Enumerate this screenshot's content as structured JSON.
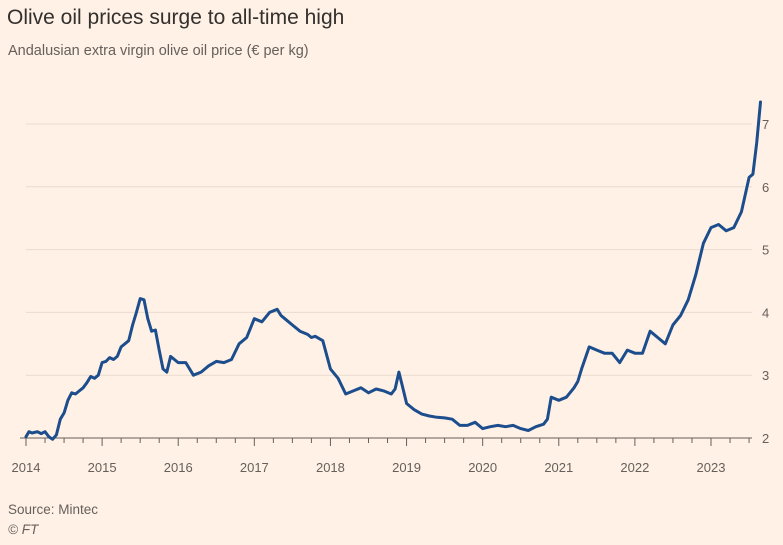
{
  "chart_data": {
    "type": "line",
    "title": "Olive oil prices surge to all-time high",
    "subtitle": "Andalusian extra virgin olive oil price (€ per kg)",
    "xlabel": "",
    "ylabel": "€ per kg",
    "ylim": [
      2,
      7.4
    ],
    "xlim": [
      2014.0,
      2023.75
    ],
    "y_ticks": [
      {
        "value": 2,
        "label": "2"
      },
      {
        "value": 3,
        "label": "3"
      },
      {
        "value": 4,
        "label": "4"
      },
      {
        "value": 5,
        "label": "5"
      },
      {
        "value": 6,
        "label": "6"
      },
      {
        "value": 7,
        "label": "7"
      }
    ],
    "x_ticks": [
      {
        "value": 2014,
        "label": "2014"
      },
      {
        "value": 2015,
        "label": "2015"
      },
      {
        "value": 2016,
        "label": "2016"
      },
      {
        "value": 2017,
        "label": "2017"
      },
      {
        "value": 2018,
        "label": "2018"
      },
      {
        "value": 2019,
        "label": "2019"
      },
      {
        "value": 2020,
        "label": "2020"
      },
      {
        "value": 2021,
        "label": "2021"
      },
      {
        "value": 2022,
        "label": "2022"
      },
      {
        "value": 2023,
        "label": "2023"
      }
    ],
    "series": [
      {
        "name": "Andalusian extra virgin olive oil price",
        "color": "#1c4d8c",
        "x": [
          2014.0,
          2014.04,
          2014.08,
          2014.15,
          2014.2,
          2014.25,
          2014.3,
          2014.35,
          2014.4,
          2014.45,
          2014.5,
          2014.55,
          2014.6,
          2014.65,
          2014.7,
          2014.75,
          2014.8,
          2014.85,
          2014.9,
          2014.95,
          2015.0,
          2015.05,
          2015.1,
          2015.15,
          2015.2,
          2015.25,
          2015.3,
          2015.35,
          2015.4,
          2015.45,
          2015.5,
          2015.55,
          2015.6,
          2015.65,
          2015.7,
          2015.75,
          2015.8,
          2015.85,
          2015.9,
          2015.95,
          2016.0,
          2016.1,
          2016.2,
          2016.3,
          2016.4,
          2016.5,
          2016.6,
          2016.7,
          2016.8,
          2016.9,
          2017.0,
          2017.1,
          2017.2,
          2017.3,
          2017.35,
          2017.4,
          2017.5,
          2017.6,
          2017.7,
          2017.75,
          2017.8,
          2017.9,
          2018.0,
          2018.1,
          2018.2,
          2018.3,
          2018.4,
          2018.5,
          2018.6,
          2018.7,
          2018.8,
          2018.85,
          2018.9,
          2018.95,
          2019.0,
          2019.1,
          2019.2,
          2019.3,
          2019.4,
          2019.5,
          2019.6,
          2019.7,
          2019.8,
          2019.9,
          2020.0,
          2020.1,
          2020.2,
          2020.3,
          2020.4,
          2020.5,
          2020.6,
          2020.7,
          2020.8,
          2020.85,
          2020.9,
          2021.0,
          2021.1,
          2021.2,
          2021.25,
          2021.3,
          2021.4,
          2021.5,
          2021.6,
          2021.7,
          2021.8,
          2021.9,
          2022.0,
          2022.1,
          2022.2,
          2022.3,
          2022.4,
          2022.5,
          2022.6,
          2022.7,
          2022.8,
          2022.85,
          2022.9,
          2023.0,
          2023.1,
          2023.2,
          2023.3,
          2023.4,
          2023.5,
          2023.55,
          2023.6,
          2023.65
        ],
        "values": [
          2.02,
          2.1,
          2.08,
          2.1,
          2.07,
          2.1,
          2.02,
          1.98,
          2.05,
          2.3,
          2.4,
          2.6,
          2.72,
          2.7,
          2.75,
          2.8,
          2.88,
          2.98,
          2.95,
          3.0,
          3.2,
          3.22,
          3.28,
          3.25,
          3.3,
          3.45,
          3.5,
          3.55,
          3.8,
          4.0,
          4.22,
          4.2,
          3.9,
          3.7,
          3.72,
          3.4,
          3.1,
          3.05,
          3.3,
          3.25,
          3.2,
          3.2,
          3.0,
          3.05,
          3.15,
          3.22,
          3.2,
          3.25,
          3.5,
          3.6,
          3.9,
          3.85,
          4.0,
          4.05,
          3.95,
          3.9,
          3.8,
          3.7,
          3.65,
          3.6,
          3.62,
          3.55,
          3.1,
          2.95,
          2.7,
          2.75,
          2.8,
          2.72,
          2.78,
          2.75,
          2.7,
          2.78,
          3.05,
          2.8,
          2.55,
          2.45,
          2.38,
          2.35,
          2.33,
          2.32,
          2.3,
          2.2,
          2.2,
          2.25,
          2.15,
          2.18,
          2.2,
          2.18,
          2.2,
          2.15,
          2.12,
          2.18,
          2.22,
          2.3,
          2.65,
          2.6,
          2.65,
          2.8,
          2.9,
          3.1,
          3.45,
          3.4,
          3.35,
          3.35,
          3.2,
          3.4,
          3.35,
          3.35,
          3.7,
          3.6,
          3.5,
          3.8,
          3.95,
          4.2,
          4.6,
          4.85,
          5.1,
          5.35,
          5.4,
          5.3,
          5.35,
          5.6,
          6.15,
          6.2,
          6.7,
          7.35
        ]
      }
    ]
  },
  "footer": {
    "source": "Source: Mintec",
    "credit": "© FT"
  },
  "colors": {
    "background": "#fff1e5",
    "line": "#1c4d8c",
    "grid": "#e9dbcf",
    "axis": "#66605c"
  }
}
☆ ☆ ☆ ☆ ☆
▶ _Work instructions_:
Above are the records; reproduce them exactly and leave out the pictures.

▶ _Solved exercise_:
Enumerate this screenshot's content as structured JSON.
{
  "chart_data": {
    "type": "line",
    "title": "Olive oil prices surge to all-time high",
    "subtitle": "Andalusian extra virgin olive oil price (€ per kg)",
    "xlabel": "",
    "ylabel": "€ per kg",
    "ylim": [
      2,
      7.4
    ],
    "xlim": [
      2014.0,
      2023.75
    ],
    "y_ticks": [
      {
        "value": 2,
        "label": "2"
      },
      {
        "value": 3,
        "label": "3"
      },
      {
        "value": 4,
        "label": "4"
      },
      {
        "value": 5,
        "label": "5"
      },
      {
        "value": 6,
        "label": "6"
      },
      {
        "value": 7,
        "label": "7"
      }
    ],
    "x_ticks": [
      {
        "value": 2014,
        "label": "2014"
      },
      {
        "value": 2015,
        "label": "2015"
      },
      {
        "value": 2016,
        "label": "2016"
      },
      {
        "value": 2017,
        "label": "2017"
      },
      {
        "value": 2018,
        "label": "2018"
      },
      {
        "value": 2019,
        "label": "2019"
      },
      {
        "value": 2020,
        "label": "2020"
      },
      {
        "value": 2021,
        "label": "2021"
      },
      {
        "value": 2022,
        "label": "2022"
      },
      {
        "value": 2023,
        "label": "2023"
      }
    ],
    "series": [
      {
        "name": "Andalusian extra virgin olive oil price",
        "color": "#1c4d8c",
        "x": [
          2014.0,
          2014.04,
          2014.08,
          2014.15,
          2014.2,
          2014.25,
          2014.3,
          2014.35,
          2014.4,
          2014.45,
          2014.5,
          2014.55,
          2014.6,
          2014.65,
          2014.7,
          2014.75,
          2014.8,
          2014.85,
          2014.9,
          2014.95,
          2015.0,
          2015.05,
          2015.1,
          2015.15,
          2015.2,
          2015.25,
          2015.3,
          2015.35,
          2015.4,
          2015.45,
          2015.5,
          2015.55,
          2015.6,
          2015.65,
          2015.7,
          2015.75,
          2015.8,
          2015.85,
          2015.9,
          2015.95,
          2016.0,
          2016.1,
          2016.2,
          2016.3,
          2016.4,
          2016.5,
          2016.6,
          2016.7,
          2016.8,
          2016.9,
          2017.0,
          2017.1,
          2017.2,
          2017.3,
          2017.35,
          2017.4,
          2017.5,
          2017.6,
          2017.7,
          2017.75,
          2017.8,
          2017.9,
          2018.0,
          2018.1,
          2018.2,
          2018.3,
          2018.4,
          2018.5,
          2018.6,
          2018.7,
          2018.8,
          2018.85,
          2018.9,
          2018.95,
          2019.0,
          2019.1,
          2019.2,
          2019.3,
          2019.4,
          2019.5,
          2019.6,
          2019.7,
          2019.8,
          2019.9,
          2020.0,
          2020.1,
          2020.2,
          2020.3,
          2020.4,
          2020.5,
          2020.6,
          2020.7,
          2020.8,
          2020.85,
          2020.9,
          2021.0,
          2021.1,
          2021.2,
          2021.25,
          2021.3,
          2021.4,
          2021.5,
          2021.6,
          2021.7,
          2021.8,
          2021.9,
          2022.0,
          2022.1,
          2022.2,
          2022.3,
          2022.4,
          2022.5,
          2022.6,
          2022.7,
          2022.8,
          2022.85,
          2022.9,
          2023.0,
          2023.1,
          2023.2,
          2023.3,
          2023.4,
          2023.5,
          2023.55,
          2023.6,
          2023.65
        ],
        "values": [
          2.02,
          2.1,
          2.08,
          2.1,
          2.07,
          2.1,
          2.02,
          1.98,
          2.05,
          2.3,
          2.4,
          2.6,
          2.72,
          2.7,
          2.75,
          2.8,
          2.88,
          2.98,
          2.95,
          3.0,
          3.2,
          3.22,
          3.28,
          3.25,
          3.3,
          3.45,
          3.5,
          3.55,
          3.8,
          4.0,
          4.22,
          4.2,
          3.9,
          3.7,
          3.72,
          3.4,
          3.1,
          3.05,
          3.3,
          3.25,
          3.2,
          3.2,
          3.0,
          3.05,
          3.15,
          3.22,
          3.2,
          3.25,
          3.5,
          3.6,
          3.9,
          3.85,
          4.0,
          4.05,
          3.95,
          3.9,
          3.8,
          3.7,
          3.65,
          3.6,
          3.62,
          3.55,
          3.1,
          2.95,
          2.7,
          2.75,
          2.8,
          2.72,
          2.78,
          2.75,
          2.7,
          2.78,
          3.05,
          2.8,
          2.55,
          2.45,
          2.38,
          2.35,
          2.33,
          2.32,
          2.3,
          2.2,
          2.2,
          2.25,
          2.15,
          2.18,
          2.2,
          2.18,
          2.2,
          2.15,
          2.12,
          2.18,
          2.22,
          2.3,
          2.65,
          2.6,
          2.65,
          2.8,
          2.9,
          3.1,
          3.45,
          3.4,
          3.35,
          3.35,
          3.2,
          3.4,
          3.35,
          3.35,
          3.7,
          3.6,
          3.5,
          3.8,
          3.95,
          4.2,
          4.6,
          4.85,
          5.1,
          5.35,
          5.4,
          5.3,
          5.35,
          5.6,
          6.15,
          6.2,
          6.7,
          7.35
        ]
      }
    ]
  },
  "footer": {
    "source": "Source: Mintec",
    "credit": "© FT"
  },
  "colors": {
    "background": "#fff1e5",
    "line": "#1c4d8c",
    "grid": "#e9dbcf",
    "axis": "#66605c"
  }
}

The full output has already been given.